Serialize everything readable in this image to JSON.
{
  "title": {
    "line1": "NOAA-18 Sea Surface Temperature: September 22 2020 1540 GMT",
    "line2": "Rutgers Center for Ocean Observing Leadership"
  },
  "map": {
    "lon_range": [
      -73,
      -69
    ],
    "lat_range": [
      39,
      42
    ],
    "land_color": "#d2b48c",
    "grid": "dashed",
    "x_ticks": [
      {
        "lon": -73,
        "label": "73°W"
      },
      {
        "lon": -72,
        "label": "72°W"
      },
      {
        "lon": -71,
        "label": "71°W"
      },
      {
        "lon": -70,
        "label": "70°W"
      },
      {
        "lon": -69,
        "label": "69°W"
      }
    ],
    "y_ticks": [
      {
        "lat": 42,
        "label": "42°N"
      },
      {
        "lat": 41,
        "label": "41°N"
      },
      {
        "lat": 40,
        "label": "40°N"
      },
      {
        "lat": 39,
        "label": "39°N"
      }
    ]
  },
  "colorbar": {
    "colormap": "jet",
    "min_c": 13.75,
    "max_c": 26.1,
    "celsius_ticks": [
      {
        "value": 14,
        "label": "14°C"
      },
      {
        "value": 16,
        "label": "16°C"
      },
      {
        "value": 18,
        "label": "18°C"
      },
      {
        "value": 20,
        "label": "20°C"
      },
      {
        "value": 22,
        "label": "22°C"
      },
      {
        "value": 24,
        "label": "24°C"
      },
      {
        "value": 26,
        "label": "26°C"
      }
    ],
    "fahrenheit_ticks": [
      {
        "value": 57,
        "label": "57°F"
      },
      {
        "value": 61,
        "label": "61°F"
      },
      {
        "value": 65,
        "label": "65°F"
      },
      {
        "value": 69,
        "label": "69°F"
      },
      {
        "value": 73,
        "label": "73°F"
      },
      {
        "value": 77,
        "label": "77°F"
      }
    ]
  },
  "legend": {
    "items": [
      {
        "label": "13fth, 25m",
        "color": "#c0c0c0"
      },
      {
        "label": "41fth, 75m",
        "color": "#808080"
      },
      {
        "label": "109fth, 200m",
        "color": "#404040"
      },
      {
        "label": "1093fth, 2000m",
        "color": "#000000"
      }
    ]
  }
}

**PROBLEM STATEMENT**
All of the records must be retyped exactly as they are.

**FULL SOLUTION**
Serialize everything readable in this image to JSON.
{
  "title": {
    "line1": "NOAA-18 Sea Surface Temperature: September 22 2020 1540 GMT",
    "line2": "Rutgers Center for Ocean Observing Leadership"
  },
  "map": {
    "lon_range": [
      -73,
      -69
    ],
    "lat_range": [
      39,
      42
    ],
    "land_color": "#d2b48c",
    "grid": "dashed",
    "x_ticks": [
      {
        "lon": -73,
        "label": "73°W"
      },
      {
        "lon": -72,
        "label": "72°W"
      },
      {
        "lon": -71,
        "label": "71°W"
      },
      {
        "lon": -70,
        "label": "70°W"
      },
      {
        "lon": -69,
        "label": "69°W"
      }
    ],
    "y_ticks": [
      {
        "lat": 42,
        "label": "42°N"
      },
      {
        "lat": 41,
        "label": "41°N"
      },
      {
        "lat": 40,
        "label": "40°N"
      },
      {
        "lat": 39,
        "label": "39°N"
      }
    ]
  },
  "colorbar": {
    "colormap": "jet",
    "min_c": 13.75,
    "max_c": 26.1,
    "celsius_ticks": [
      {
        "value": 14,
        "label": "14°C"
      },
      {
        "value": 16,
        "label": "16°C"
      },
      {
        "value": 18,
        "label": "18°C"
      },
      {
        "value": 20,
        "label": "20°C"
      },
      {
        "value": 22,
        "label": "22°C"
      },
      {
        "value": 24,
        "label": "24°C"
      },
      {
        "value": 26,
        "label": "26°C"
      }
    ],
    "fahrenheit_ticks": [
      {
        "value": 57,
        "label": "57°F"
      },
      {
        "value": 61,
        "label": "61°F"
      },
      {
        "value": 65,
        "label": "65°F"
      },
      {
        "value": 69,
        "label": "69°F"
      },
      {
        "value": 73,
        "label": "73°F"
      },
      {
        "value": 77,
        "label": "77°F"
      }
    ]
  },
  "legend": {
    "items": [
      {
        "label": "13fth, 25m",
        "color": "#c0c0c0"
      },
      {
        "label": "41fth, 75m",
        "color": "#808080"
      },
      {
        "label": "109fth, 200m",
        "color": "#404040"
      },
      {
        "label": "1093fth, 2000m",
        "color": "#000000"
      }
    ]
  }
}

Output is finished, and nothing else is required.